INSTRUCTIONS FOR THE TASK:
Arrange the data as a numbered list, from its first line up to and including the line with "category-label: White male, 31, UC: [101, 547, 292, 572]", and leave out any blank lines.

RECORDS PROVIDED:
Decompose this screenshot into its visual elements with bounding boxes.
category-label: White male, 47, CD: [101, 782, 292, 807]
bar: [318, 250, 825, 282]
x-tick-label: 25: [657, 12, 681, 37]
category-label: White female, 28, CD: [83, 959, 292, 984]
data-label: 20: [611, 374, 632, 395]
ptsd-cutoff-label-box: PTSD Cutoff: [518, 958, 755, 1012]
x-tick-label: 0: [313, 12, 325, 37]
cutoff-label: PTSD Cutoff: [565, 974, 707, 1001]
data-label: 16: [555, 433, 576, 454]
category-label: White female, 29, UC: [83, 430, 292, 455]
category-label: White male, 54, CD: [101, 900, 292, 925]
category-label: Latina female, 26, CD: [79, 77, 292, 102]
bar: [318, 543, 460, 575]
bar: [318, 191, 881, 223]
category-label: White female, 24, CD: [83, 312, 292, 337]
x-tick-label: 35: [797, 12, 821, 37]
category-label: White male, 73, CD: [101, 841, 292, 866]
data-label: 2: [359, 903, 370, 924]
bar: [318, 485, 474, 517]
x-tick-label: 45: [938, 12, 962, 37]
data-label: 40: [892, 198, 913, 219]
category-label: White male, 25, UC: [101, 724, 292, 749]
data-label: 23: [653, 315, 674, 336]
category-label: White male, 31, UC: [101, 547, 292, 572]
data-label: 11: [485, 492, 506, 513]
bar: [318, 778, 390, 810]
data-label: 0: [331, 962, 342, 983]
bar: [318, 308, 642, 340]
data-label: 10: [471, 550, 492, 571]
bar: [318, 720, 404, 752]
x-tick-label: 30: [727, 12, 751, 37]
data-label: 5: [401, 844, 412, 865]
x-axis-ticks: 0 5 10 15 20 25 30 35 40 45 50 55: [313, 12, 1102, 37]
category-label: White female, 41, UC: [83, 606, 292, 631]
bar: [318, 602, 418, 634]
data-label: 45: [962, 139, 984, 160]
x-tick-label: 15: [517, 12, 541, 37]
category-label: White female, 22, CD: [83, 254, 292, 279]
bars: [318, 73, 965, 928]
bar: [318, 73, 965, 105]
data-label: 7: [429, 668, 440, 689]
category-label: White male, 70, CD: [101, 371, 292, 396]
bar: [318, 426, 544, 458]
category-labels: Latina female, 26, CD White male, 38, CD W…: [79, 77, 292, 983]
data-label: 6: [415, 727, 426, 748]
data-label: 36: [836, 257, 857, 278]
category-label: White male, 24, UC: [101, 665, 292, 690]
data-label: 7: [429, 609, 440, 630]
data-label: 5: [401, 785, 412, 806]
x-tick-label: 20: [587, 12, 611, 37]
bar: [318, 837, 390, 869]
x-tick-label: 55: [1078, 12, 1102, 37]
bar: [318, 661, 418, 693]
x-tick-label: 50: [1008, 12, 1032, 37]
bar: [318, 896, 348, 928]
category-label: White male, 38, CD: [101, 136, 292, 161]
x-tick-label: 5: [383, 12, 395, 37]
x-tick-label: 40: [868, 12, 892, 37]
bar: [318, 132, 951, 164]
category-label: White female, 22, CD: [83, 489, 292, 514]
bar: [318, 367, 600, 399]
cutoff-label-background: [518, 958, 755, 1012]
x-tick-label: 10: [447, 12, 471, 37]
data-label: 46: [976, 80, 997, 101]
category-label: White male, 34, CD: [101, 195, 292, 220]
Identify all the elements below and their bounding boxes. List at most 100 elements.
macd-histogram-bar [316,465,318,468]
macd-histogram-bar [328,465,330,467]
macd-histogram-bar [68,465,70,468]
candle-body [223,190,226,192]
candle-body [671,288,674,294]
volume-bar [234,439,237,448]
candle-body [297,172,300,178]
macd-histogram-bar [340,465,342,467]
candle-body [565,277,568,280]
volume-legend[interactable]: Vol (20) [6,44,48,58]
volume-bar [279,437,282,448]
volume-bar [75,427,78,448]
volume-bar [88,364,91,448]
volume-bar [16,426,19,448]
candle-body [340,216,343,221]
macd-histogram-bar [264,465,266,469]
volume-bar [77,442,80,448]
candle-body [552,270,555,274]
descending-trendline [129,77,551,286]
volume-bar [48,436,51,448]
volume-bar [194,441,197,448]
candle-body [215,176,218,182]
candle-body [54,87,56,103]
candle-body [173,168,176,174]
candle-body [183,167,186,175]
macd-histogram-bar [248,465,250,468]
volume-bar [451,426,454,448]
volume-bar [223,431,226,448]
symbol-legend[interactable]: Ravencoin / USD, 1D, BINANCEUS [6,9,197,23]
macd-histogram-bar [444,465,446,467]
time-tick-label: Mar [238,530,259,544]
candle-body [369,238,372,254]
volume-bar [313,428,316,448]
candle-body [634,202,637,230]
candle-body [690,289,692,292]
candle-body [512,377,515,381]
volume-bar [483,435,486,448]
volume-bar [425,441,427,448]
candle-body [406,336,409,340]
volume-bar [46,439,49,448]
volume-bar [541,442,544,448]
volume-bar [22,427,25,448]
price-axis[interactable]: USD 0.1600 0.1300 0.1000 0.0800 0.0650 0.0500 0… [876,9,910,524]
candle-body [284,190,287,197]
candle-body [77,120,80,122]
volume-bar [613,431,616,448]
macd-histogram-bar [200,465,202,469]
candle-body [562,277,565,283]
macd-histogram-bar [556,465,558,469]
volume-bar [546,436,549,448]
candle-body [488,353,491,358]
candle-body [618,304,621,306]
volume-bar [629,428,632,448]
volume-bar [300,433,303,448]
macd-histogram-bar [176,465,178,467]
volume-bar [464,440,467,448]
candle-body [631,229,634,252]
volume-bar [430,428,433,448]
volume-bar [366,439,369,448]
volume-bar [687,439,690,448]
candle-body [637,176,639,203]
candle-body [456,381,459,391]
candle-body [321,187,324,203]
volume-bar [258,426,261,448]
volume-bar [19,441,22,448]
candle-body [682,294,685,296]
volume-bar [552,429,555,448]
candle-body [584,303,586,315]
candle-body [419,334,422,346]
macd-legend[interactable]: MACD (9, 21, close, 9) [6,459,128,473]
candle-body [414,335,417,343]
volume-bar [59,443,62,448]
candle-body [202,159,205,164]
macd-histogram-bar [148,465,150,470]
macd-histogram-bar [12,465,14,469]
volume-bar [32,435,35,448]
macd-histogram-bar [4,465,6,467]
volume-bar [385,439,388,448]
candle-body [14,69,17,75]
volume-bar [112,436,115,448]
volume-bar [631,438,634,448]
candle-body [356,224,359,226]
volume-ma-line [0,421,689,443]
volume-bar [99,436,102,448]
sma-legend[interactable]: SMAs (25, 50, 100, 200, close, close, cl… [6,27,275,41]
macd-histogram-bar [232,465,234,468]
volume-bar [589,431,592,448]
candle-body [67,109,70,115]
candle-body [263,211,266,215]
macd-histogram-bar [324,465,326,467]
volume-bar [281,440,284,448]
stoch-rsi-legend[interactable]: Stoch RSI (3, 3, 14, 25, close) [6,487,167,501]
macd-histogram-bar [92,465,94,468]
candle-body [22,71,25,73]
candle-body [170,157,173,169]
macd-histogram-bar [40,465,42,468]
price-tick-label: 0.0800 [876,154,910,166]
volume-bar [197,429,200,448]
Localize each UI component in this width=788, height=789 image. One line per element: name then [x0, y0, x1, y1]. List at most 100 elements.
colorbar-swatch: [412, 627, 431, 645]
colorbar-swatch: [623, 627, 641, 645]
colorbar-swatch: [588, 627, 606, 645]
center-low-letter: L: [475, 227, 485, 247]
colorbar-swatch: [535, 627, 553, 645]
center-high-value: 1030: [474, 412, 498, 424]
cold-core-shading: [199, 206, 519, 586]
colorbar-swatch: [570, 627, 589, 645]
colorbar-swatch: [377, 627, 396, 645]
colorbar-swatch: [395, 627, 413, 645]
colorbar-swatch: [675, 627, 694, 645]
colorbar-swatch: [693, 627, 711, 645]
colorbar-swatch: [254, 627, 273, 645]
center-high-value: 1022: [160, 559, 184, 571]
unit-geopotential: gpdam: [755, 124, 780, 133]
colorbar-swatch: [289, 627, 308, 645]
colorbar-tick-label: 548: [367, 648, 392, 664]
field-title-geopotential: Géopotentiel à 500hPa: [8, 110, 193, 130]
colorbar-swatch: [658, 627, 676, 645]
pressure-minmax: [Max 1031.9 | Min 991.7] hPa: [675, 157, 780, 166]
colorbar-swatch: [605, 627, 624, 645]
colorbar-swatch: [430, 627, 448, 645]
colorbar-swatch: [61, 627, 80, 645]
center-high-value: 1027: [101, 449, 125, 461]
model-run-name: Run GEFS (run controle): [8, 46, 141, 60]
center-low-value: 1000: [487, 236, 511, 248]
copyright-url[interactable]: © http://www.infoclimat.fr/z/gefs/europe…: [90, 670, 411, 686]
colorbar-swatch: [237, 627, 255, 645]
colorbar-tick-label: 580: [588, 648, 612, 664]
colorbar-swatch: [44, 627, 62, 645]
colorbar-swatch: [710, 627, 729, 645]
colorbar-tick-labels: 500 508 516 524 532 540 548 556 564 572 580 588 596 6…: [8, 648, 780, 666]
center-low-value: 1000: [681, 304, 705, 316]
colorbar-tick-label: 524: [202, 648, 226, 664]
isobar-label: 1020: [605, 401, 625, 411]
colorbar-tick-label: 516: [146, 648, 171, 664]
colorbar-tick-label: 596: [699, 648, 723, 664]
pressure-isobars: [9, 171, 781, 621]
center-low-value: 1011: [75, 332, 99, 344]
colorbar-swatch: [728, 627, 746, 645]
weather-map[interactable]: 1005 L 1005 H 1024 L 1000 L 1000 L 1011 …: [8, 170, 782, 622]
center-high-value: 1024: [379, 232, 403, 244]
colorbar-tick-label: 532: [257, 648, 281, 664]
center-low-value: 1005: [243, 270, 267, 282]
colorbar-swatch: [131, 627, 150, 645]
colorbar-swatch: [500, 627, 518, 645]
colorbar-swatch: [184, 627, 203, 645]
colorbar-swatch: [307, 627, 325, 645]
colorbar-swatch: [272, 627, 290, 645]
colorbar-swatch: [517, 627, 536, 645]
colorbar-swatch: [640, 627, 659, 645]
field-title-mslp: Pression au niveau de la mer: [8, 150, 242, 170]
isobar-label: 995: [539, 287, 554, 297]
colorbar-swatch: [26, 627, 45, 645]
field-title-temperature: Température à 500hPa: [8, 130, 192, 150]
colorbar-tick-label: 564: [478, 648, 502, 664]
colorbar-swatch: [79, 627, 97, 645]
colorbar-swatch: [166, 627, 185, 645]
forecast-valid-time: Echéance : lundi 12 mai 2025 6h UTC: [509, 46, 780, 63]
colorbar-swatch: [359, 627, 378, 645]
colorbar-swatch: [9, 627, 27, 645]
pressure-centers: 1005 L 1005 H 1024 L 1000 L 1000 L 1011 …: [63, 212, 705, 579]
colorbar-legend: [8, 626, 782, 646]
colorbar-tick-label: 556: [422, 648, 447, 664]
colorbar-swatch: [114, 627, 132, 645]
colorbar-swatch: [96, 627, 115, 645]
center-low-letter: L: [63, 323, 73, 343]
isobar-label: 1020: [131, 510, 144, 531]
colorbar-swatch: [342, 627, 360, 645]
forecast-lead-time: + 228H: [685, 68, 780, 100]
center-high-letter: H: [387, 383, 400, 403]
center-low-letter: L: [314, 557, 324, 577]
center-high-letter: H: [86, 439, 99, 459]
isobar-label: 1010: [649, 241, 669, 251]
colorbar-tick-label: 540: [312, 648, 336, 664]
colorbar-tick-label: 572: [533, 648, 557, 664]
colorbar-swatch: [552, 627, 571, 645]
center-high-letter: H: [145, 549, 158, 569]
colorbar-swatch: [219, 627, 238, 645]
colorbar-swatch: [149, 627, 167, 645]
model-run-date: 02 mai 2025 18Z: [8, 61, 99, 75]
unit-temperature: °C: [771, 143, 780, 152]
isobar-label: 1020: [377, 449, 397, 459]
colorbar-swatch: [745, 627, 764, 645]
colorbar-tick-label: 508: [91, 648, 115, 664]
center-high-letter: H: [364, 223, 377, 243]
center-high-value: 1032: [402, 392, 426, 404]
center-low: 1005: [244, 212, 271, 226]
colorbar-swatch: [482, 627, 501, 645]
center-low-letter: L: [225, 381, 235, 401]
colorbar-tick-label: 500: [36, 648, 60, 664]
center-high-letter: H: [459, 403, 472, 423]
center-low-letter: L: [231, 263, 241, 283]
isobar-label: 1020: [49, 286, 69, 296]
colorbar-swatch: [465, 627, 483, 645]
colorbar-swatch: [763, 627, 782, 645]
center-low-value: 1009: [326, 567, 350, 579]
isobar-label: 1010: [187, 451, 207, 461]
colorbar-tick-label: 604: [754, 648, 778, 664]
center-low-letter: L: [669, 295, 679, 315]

WRITTEN SOLUTION:
1. Decompose this screenshot into its visual elements with bounding boxes.
2. category-label: White male, 47, CD: [101, 782, 292, 807]
3. bar: [318, 250, 825, 282]
4. x-tick-label: 25: [657, 12, 681, 37]
5. category-label: White female, 28, CD: [83, 959, 292, 984]
6. data-label: 20: [611, 374, 632, 395]
7. ptsd-cutoff-label-box: PTSD Cutoff: [518, 958, 755, 1012]
8. x-tick-label: 0: [313, 12, 325, 37]
9. cutoff-label: PTSD Cutoff: [565, 974, 707, 1001]
10. data-label: 16: [555, 433, 576, 454]
11. category-label: White female, 29, UC: [83, 430, 292, 455]
12. category-label: White male, 54, CD: [101, 900, 292, 925]
13. category-label: Latina female, 26, CD: [79, 77, 292, 102]
14. bar: [318, 543, 460, 575]
15. bar: [318, 191, 881, 223]
16. category-label: White female, 24, CD: [83, 312, 292, 337]
17. x-tick-label: 35: [797, 12, 821, 37]
18. category-label: White male, 73, CD: [101, 841, 292, 866]
19. data-label: 2: [359, 903, 370, 924]
20. bar: [318, 485, 474, 517]
21. x-tick-label: 45: [938, 12, 962, 37]
22. data-label: 40: [892, 198, 913, 219]
23. category-label: White male, 25, UC: [101, 724, 292, 749]
24. data-label: 23: [653, 315, 674, 336]
25. category-label: White male, 31, UC: [101, 547, 292, 572]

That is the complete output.